# TEXT TO READ start

Music in my head: Head over Feet – Alanis Morisette (v.g. compared to yesterday when I managed to get the “Slå på ring” stuck in my head for hours, I nearly went mad – or at least madder)

Stavanger

I find myself in Stavanger today. I suddenly have work to do. It’s quite nice to get out of the office, actually. What with everything going on there is a lot of tension and tendencies to bickering, even when the discussion centres on trying to get the best deal possible by presenting a joint case.

Anyhoo. Stavanger in the sunshine. Unfortunately, my work, of course, keeps me indoors. Though there might be time for a pint or two in the sun this evening. Nice.

Music in my head: Why do fools fall in love?

Harumph

Harumph. Someone is coming round my block of flat to check the radiators today. All very well, I guess, a leak would not be good. However, in order to check the radiators they do rather need access, and I happen to have a row of shelving units in front of them. You know this storage problem I have with books? I really am not kidding when I say I don’t have room for any more bookshelves. So I need to empty the shelving units and partly dismantle them.

And to add insult to injury, the check is supposed to happen some time between five and nine tonight, I have to be there to let them in and I am invited to a cognac tasting at six. Bet you they are going to get around to my flat at about ten to nine, unless I go to the tasting anyway, in which case they’ll get to me five minutes after I’ve left my flat.

Music in my head: Mr Jones (Dylan)

Sofa II

Uhm. Did I mention the sofa is long enough to sleep on (for me, anyway, which means it’s long enough for most people I know).

Love sofa.

Music in my head: So Far Away from Me (Dire Straits – because I misheard the line for years as a kid, though I couldn’t figure out what they meant by “Sofa away from me”)

Sofa

Mmm. Nice weekend. Linda and I have a very bad influence on each other, so we both need to go on a diet now, but who cares?

# TEXT TO READ end

● TO BE DONE
Condense the paragraph in the text that begins "Harumph. Someone is coming round" into a short bulleted list of its main facts.

# DATA LISTING start

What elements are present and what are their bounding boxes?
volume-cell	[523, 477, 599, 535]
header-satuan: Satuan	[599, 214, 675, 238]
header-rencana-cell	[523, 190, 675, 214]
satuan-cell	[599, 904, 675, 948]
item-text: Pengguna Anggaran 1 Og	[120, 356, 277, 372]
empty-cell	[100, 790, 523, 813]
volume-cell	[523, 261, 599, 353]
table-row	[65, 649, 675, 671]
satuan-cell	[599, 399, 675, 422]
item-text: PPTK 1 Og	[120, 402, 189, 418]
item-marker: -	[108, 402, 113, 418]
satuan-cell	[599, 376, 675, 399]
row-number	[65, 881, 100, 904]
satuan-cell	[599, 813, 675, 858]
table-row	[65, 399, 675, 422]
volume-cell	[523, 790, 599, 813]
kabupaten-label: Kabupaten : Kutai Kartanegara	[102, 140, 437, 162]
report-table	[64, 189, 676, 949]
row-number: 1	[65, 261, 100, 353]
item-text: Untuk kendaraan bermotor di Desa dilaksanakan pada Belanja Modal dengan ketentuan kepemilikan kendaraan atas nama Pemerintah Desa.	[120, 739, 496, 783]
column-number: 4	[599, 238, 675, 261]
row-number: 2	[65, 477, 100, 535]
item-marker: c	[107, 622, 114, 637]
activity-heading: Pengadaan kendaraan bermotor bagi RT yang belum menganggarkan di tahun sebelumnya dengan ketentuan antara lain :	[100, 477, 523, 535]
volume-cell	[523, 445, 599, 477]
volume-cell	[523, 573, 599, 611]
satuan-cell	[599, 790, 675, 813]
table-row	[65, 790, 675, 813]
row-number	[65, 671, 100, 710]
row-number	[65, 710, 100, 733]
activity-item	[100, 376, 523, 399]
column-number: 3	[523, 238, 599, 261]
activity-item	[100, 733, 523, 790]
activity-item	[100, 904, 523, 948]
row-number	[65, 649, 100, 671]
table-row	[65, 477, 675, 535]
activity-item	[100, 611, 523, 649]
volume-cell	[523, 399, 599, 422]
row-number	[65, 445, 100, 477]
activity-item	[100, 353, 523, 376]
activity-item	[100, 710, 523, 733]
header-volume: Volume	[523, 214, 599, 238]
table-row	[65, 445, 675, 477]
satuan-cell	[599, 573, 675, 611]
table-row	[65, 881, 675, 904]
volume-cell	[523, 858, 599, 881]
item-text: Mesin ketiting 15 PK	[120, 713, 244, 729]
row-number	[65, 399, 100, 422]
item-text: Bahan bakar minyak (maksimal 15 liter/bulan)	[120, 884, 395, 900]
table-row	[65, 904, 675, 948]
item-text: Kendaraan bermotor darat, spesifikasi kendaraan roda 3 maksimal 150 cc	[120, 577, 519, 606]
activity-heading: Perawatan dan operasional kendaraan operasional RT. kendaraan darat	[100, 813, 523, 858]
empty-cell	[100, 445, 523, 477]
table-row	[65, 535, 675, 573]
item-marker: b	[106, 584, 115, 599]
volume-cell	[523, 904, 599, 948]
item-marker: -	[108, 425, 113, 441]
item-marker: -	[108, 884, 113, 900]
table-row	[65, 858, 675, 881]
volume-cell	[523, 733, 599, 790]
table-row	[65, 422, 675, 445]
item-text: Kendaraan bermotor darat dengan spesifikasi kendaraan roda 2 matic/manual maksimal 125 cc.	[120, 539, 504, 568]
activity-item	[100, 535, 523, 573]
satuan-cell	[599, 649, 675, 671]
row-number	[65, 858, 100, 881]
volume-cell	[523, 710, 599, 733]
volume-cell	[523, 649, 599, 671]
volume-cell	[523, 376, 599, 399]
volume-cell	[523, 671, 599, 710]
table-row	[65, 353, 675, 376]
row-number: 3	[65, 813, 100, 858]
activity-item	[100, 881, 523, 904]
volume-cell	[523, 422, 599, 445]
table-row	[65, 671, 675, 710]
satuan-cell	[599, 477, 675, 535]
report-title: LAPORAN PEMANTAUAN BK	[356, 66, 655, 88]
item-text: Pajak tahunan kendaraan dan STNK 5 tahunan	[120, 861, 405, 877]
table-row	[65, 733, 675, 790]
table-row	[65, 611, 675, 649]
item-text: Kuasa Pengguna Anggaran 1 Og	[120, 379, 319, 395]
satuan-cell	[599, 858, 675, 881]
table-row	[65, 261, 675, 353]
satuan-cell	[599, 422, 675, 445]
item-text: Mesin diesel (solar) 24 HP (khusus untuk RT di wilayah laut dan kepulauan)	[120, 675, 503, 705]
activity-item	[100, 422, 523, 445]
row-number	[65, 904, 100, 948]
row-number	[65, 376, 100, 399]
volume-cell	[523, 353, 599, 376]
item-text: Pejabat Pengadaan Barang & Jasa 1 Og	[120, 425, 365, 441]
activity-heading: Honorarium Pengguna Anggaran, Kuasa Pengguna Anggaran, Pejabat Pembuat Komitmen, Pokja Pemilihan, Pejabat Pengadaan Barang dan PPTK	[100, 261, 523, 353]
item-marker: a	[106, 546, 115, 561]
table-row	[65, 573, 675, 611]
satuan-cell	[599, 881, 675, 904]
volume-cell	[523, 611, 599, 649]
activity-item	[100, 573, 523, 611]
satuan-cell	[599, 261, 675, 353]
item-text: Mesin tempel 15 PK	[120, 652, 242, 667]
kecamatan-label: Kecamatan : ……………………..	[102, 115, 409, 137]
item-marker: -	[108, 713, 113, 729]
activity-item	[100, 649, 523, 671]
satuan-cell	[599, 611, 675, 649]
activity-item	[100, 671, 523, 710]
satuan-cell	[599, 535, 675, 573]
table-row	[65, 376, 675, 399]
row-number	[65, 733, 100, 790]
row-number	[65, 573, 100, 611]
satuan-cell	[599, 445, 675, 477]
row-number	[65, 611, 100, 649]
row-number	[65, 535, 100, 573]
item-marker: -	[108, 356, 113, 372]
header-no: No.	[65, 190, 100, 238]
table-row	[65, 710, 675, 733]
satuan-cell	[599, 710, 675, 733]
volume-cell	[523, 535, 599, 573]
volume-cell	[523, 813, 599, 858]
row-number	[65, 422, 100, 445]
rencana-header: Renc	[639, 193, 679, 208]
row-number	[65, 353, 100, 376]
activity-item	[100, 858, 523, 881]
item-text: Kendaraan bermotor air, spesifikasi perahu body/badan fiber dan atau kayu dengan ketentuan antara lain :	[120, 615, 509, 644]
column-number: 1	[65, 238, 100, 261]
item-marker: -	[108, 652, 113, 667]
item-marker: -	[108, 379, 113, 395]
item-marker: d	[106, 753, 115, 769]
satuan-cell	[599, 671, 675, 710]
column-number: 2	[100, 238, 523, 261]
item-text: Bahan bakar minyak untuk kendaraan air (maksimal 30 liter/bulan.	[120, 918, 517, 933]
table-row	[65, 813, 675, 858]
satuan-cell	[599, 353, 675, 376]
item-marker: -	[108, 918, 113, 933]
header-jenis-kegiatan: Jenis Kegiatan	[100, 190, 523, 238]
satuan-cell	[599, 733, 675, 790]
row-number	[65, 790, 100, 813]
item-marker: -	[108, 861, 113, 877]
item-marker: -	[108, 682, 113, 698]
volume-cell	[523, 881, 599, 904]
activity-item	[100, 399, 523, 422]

# DATA LISTING end

● ANSWER FOR THE TASK
- Someone is coming to check the radiators in the block of flats today.
- A leak would be bad, so the check makes sense.
- The radiators must be accessible, but a row of shelving units stands in front of them.
- There is no room for any more bookshelves because of all the books.
- The shelving units have to be emptied and partly dismantled.